■ Given problem: Each entry below should be returned exactly as is, with the pictures removed.

■ Provided records:
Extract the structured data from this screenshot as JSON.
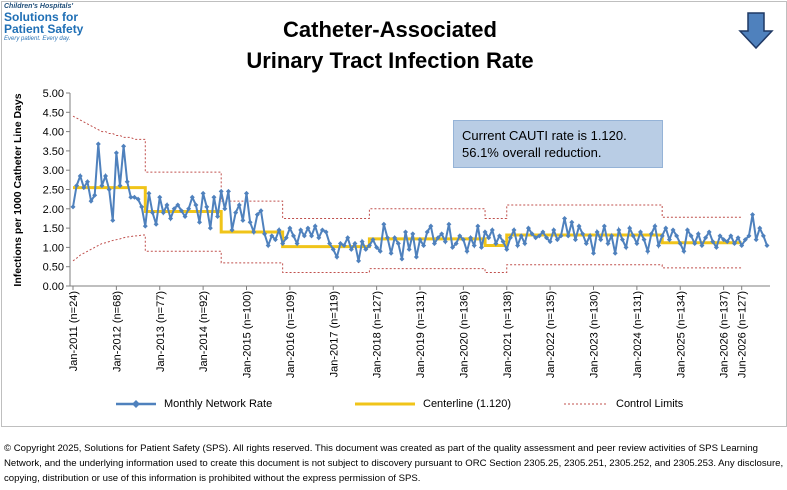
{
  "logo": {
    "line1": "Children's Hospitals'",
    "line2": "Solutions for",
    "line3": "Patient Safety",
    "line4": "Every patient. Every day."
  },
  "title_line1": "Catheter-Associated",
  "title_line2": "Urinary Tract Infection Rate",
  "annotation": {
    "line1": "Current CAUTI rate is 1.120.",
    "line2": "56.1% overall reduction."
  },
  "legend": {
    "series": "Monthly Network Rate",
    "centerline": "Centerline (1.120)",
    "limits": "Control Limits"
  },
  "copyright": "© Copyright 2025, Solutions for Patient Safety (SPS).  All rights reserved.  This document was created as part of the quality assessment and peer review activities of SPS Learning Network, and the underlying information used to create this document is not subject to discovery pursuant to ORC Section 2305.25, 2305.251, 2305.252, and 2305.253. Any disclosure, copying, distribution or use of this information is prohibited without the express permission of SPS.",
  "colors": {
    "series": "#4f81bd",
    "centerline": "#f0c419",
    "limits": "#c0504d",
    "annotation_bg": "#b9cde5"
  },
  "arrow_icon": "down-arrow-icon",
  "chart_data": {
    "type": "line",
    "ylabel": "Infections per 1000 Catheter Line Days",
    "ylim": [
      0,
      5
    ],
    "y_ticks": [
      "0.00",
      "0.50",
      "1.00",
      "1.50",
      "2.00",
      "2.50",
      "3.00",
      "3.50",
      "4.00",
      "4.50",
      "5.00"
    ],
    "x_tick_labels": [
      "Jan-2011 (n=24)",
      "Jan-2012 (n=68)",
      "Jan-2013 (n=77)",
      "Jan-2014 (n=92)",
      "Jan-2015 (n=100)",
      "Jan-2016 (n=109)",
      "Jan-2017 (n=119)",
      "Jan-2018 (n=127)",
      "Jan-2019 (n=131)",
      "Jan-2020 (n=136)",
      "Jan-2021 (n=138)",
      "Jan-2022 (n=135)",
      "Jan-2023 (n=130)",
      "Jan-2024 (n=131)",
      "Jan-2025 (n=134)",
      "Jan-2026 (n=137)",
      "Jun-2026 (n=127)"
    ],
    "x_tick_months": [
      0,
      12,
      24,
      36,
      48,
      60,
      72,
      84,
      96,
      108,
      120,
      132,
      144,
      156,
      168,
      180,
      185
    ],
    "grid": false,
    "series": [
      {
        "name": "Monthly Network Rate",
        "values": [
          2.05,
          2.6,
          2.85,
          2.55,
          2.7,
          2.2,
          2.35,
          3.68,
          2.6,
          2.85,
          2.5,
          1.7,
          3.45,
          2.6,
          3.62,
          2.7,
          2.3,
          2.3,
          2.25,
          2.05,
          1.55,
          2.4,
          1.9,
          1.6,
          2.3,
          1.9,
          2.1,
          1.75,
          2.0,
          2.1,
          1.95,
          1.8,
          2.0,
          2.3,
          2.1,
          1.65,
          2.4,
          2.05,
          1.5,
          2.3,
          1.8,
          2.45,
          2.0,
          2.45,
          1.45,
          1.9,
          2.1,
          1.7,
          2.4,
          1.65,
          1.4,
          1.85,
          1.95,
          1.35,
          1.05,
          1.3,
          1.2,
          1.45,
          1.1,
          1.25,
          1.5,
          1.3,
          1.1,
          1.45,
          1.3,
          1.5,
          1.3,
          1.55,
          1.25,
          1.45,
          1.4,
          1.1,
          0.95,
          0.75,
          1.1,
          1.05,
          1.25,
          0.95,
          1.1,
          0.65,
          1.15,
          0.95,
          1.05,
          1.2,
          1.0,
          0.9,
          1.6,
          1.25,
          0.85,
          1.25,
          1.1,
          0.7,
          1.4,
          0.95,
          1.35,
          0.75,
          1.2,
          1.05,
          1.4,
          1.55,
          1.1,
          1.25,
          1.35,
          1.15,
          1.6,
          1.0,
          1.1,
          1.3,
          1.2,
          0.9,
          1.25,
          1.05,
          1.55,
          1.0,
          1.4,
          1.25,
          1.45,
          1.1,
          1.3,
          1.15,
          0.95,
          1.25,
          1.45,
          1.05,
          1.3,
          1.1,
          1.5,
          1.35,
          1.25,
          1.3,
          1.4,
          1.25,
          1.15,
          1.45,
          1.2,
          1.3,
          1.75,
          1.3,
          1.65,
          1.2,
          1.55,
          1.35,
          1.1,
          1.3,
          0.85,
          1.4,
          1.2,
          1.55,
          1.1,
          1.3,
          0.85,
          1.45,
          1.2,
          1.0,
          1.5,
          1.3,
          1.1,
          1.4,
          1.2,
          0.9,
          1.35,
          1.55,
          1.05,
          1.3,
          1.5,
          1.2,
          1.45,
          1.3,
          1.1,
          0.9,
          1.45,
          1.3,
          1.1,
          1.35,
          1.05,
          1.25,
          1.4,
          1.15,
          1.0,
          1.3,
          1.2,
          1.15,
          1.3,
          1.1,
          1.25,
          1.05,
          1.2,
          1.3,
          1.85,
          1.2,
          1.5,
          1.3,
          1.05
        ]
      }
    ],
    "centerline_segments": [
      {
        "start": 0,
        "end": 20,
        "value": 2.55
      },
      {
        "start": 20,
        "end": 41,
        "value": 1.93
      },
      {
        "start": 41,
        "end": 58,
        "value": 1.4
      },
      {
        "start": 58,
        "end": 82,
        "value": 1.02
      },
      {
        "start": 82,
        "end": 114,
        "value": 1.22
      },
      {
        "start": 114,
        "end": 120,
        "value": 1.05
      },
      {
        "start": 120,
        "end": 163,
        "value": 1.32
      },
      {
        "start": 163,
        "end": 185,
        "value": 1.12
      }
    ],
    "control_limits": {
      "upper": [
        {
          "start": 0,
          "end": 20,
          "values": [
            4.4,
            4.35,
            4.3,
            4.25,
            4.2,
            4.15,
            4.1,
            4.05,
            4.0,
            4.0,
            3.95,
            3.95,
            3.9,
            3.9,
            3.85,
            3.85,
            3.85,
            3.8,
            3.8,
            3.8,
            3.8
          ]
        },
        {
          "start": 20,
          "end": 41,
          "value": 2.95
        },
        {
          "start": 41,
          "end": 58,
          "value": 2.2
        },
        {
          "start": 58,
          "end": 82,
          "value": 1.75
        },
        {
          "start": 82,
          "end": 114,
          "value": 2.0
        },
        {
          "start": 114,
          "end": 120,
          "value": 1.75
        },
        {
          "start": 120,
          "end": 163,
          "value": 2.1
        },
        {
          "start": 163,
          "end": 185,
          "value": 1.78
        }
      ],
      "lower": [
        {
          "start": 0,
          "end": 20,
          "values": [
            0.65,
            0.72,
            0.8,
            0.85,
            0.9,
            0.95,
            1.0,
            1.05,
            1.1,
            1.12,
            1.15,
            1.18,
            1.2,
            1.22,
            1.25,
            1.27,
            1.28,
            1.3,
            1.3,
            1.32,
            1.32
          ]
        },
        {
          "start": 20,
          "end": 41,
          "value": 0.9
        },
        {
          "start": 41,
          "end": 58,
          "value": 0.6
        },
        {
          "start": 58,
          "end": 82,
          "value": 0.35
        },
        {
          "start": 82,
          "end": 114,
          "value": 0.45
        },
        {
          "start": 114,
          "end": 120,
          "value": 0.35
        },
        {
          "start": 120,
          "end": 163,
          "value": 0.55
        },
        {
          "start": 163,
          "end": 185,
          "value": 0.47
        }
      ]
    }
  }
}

■ Answer to the exercise:
Extract the structured data from this screenshot as JSON.
{
  "logo": {
    "line1": "Children's Hospitals'",
    "line2": "Solutions for",
    "line3": "Patient Safety",
    "line4": "Every patient. Every day."
  },
  "title_line1": "Catheter-Associated",
  "title_line2": "Urinary Tract Infection Rate",
  "annotation": {
    "line1": "Current CAUTI rate is 1.120.",
    "line2": "56.1% overall reduction."
  },
  "legend": {
    "series": "Monthly Network Rate",
    "centerline": "Centerline (1.120)",
    "limits": "Control Limits"
  },
  "copyright": "© Copyright 2025, Solutions for Patient Safety (SPS).  All rights reserved.  This document was created as part of the quality assessment and peer review activities of SPS Learning Network, and the underlying information used to create this document is not subject to discovery pursuant to ORC Section 2305.25, 2305.251, 2305.252, and 2305.253. Any disclosure, copying, distribution or use of this information is prohibited without the express permission of SPS.",
  "colors": {
    "series": "#4f81bd",
    "centerline": "#f0c419",
    "limits": "#c0504d",
    "annotation_bg": "#b9cde5"
  },
  "arrow_icon": "down-arrow-icon",
  "chart_data": {
    "type": "line",
    "ylabel": "Infections per 1000 Catheter Line Days",
    "ylim": [
      0,
      5
    ],
    "y_ticks": [
      "0.00",
      "0.50",
      "1.00",
      "1.50",
      "2.00",
      "2.50",
      "3.00",
      "3.50",
      "4.00",
      "4.50",
      "5.00"
    ],
    "x_tick_labels": [
      "Jan-2011 (n=24)",
      "Jan-2012 (n=68)",
      "Jan-2013 (n=77)",
      "Jan-2014 (n=92)",
      "Jan-2015 (n=100)",
      "Jan-2016 (n=109)",
      "Jan-2017 (n=119)",
      "Jan-2018 (n=127)",
      "Jan-2019 (n=131)",
      "Jan-2020 (n=136)",
      "Jan-2021 (n=138)",
      "Jan-2022 (n=135)",
      "Jan-2023 (n=130)",
      "Jan-2024 (n=131)",
      "Jan-2025 (n=134)",
      "Jan-2026 (n=137)",
      "Jun-2026 (n=127)"
    ],
    "x_tick_months": [
      0,
      12,
      24,
      36,
      48,
      60,
      72,
      84,
      96,
      108,
      120,
      132,
      144,
      156,
      168,
      180,
      185
    ],
    "grid": false,
    "series": [
      {
        "name": "Monthly Network Rate",
        "values": [
          2.05,
          2.6,
          2.85,
          2.55,
          2.7,
          2.2,
          2.35,
          3.68,
          2.6,
          2.85,
          2.5,
          1.7,
          3.45,
          2.6,
          3.62,
          2.7,
          2.3,
          2.3,
          2.25,
          2.05,
          1.55,
          2.4,
          1.9,
          1.6,
          2.3,
          1.9,
          2.1,
          1.75,
          2.0,
          2.1,
          1.95,
          1.8,
          2.0,
          2.3,
          2.1,
          1.65,
          2.4,
          2.05,
          1.5,
          2.3,
          1.8,
          2.45,
          2.0,
          2.45,
          1.45,
          1.9,
          2.1,
          1.7,
          2.4,
          1.65,
          1.4,
          1.85,
          1.95,
          1.35,
          1.05,
          1.3,
          1.2,
          1.45,
          1.1,
          1.25,
          1.5,
          1.3,
          1.1,
          1.45,
          1.3,
          1.5,
          1.3,
          1.55,
          1.25,
          1.45,
          1.4,
          1.1,
          0.95,
          0.75,
          1.1,
          1.05,
          1.25,
          0.95,
          1.1,
          0.65,
          1.15,
          0.95,
          1.05,
          1.2,
          1.0,
          0.9,
          1.6,
          1.25,
          0.85,
          1.25,
          1.1,
          0.7,
          1.4,
          0.95,
          1.35,
          0.75,
          1.2,
          1.05,
          1.4,
          1.55,
          1.1,
          1.25,
          1.35,
          1.15,
          1.6,
          1.0,
          1.1,
          1.3,
          1.2,
          0.9,
          1.25,
          1.05,
          1.55,
          1.0,
          1.4,
          1.25,
          1.45,
          1.1,
          1.3,
          1.15,
          0.95,
          1.25,
          1.45,
          1.05,
          1.3,
          1.1,
          1.5,
          1.35,
          1.25,
          1.3,
          1.4,
          1.25,
          1.15,
          1.45,
          1.2,
          1.3,
          1.75,
          1.3,
          1.65,
          1.2,
          1.55,
          1.35,
          1.1,
          1.3,
          0.85,
          1.4,
          1.2,
          1.55,
          1.1,
          1.3,
          0.85,
          1.45,
          1.2,
          1.0,
          1.5,
          1.3,
          1.1,
          1.4,
          1.2,
          0.9,
          1.35,
          1.55,
          1.05,
          1.3,
          1.5,
          1.2,
          1.45,
          1.3,
          1.1,
          0.9,
          1.45,
          1.3,
          1.1,
          1.35,
          1.05,
          1.25,
          1.4,
          1.15,
          1.0,
          1.3,
          1.2,
          1.15,
          1.3,
          1.1,
          1.25,
          1.05,
          1.2,
          1.3,
          1.85,
          1.2,
          1.5,
          1.3,
          1.05
        ]
      }
    ],
    "centerline_segments": [
      {
        "start": 0,
        "end": 20,
        "value": 2.55
      },
      {
        "start": 20,
        "end": 41,
        "value": 1.93
      },
      {
        "start": 41,
        "end": 58,
        "value": 1.4
      },
      {
        "start": 58,
        "end": 82,
        "value": 1.02
      },
      {
        "start": 82,
        "end": 114,
        "value": 1.22
      },
      {
        "start": 114,
        "end": 120,
        "value": 1.05
      },
      {
        "start": 120,
        "end": 163,
        "value": 1.32
      },
      {
        "start": 163,
        "end": 185,
        "value": 1.12
      }
    ],
    "control_limits": {
      "upper": [
        {
          "start": 0,
          "end": 20,
          "values": [
            4.4,
            4.35,
            4.3,
            4.25,
            4.2,
            4.15,
            4.1,
            4.05,
            4.0,
            4.0,
            3.95,
            3.95,
            3.9,
            3.9,
            3.85,
            3.85,
            3.85,
            3.8,
            3.8,
            3.8,
            3.8
          ]
        },
        {
          "start": 20,
          "end": 41,
          "value": 2.95
        },
        {
          "start": 41,
          "end": 58,
          "value": 2.2
        },
        {
          "start": 58,
          "end": 82,
          "value": 1.75
        },
        {
          "start": 82,
          "end": 114,
          "value": 2.0
        },
        {
          "start": 114,
          "end": 120,
          "value": 1.75
        },
        {
          "start": 120,
          "end": 163,
          "value": 2.1
        },
        {
          "start": 163,
          "end": 185,
          "value": 1.78
        }
      ],
      "lower": [
        {
          "start": 0,
          "end": 20,
          "values": [
            0.65,
            0.72,
            0.8,
            0.85,
            0.9,
            0.95,
            1.0,
            1.05,
            1.1,
            1.12,
            1.15,
            1.18,
            1.2,
            1.22,
            1.25,
            1.27,
            1.28,
            1.3,
            1.3,
            1.32,
            1.32
          ]
        },
        {
          "start": 20,
          "end": 41,
          "value": 0.9
        },
        {
          "start": 41,
          "end": 58,
          "value": 0.6
        },
        {
          "start": 58,
          "end": 82,
          "value": 0.35
        },
        {
          "start": 82,
          "end": 114,
          "value": 0.45
        },
        {
          "start": 114,
          "end": 120,
          "value": 0.35
        },
        {
          "start": 120,
          "end": 163,
          "value": 0.55
        },
        {
          "start": 163,
          "end": 185,
          "value": 0.47
        }
      ]
    }
  }
}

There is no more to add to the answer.